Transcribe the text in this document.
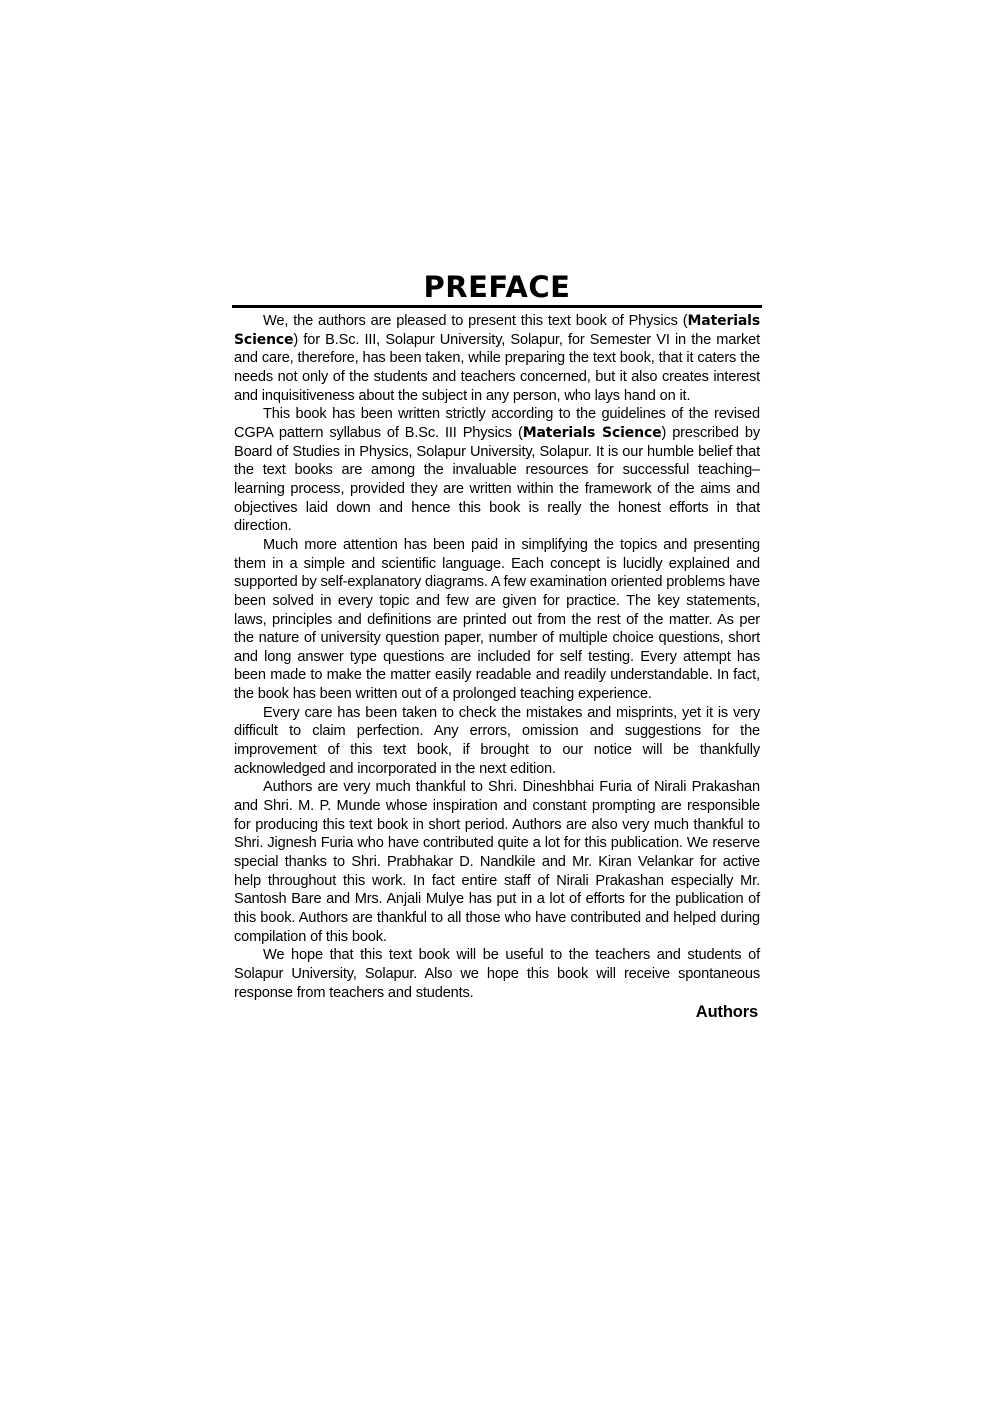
PREFACE

We, the authors are pleased to present this text book of Physics (Materials Science) for B.Sc. III, Solapur University, Solapur, for Semester VI in the market and care, therefore, has been taken, while preparing the text book, that it caters the needs not only of the students and teachers concerned, but it also creates interest and inquisitiveness about the subject in any person, who lays hand on it.

This book has been written strictly according to the guidelines of the revised CGPA pattern syllabus of B.Sc. III Physics (Materials Science) prescribed by Board of Studies in Physics, Solapur University, Solapur. It is our humble belief that the text books are among the invaluable resources for successful teaching–learning process, provided they are written within the framework of the aims and objectives laid down and hence this book is really the honest efforts in that direction.

Much more attention has been paid in simplifying the topics and presenting them in a simple and scientific language. Each concept is lucidly explained and supported by self-explanatory diagrams. A few examination oriented problems have been solved in every topic and few are given for practice. The key statements, laws, principles and definitions are printed out from the rest of the matter. As per the nature of university question paper, number of multiple choice questions, short and long answer type questions are included for self testing. Every attempt has been made to make the matter easily readable and readily understandable. In fact, the book has been written out of a prolonged teaching experience.

Every care has been taken to check the mistakes and misprints, yet it is very difficult to claim perfection. Any errors, omission and suggestions for the improvement of this text book, if brought to our notice will be thankfully acknowledged and incorporated in the next edition.

Authors are very much thankful to Shri. Dineshbhai Furia of Nirali Prakashan and Shri. M. P. Munde whose inspiration and constant prompting are responsible for producing this text book in short period. Authors are also very much thankful to Shri. Jignesh Furia who have contributed quite a lot for this publication. We reserve special thanks to Shri. Prabhakar D. Nandkile and Mr. Kiran Velankar for active help throughout this work. In fact entire staff of Nirali Prakashan especially Mr. Santosh Bare and Mrs. Anjali Mulye has put in a lot of efforts for the publication of this book. Authors are thankful to all those who have contributed and helped during compilation of this book.

We hope that this text book will be useful to the teachers and students of Solapur University, Solapur. Also we hope this book will receive spontaneous response from teachers and students.

Authors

--- --- ---

Given problem: Repeat the material exactly as it reads, without any of its pictures.

Output of the exercise:
Transcribe the text in this document.
PREFACE

We, the authors are pleased to present this text book of Physics (Materials Science) for B.Sc. III, Solapur University, Solapur, for Semester VI in the market and care, therefore, has been taken, while preparing the text book, that it caters the needs not only of the students and teachers concerned, but it also creates interest and inquisitiveness about the subject in any person, who lays hand on it.

This book has been written strictly according to the guidelines of the revised CGPA pattern syllabus of B.Sc. III Physics (Materials Science) prescribed by Board of Studies in Physics, Solapur University, Solapur. It is our humble belief that the text books are among the invaluable resources for successful teaching–learning process, provided they are written within the framework of the aims and objectives laid down and hence this book is really the honest efforts in that direction.

Much more attention has been paid in simplifying the topics and presenting them in a simple and scientific language. Each concept is lucidly explained and supported by self-explanatory diagrams. A few examination oriented problems have been solved in every topic and few are given for practice. The key statements, laws, principles and definitions are printed out from the rest of the matter. As per the nature of university question paper, number of multiple choice questions, short and long answer type questions are included for self testing. Every attempt has been made to make the matter easily readable and readily understandable. In fact, the book has been written out of a prolonged teaching experience.

Every care has been taken to check the mistakes and misprints, yet it is very difficult to claim perfection. Any errors, omission and suggestions for the improvement of this text book, if brought to our notice will be thankfully acknowledged and incorporated in the next edition.

Authors are very much thankful to Shri. Dineshbhai Furia of Nirali Prakashan and Shri. M. P. Munde whose inspiration and constant prompting are responsible for producing this text book in short period. Authors are also very much thankful to Shri. Jignesh Furia who have contributed quite a lot for this publication. We reserve special thanks to Shri. Prabhakar D. Nandkile and Mr. Kiran Velankar for active help throughout this work. In fact entire staff of Nirali Prakashan especially Mr. Santosh Bare and Mrs. Anjali Mulye has put in a lot of efforts for the publication of this book. Authors are thankful to all those who have contributed and helped during compilation of this book.

We hope that this text book will be useful to the teachers and students of Solapur University, Solapur. Also we hope this book will receive spontaneous response from teachers and students.

Authors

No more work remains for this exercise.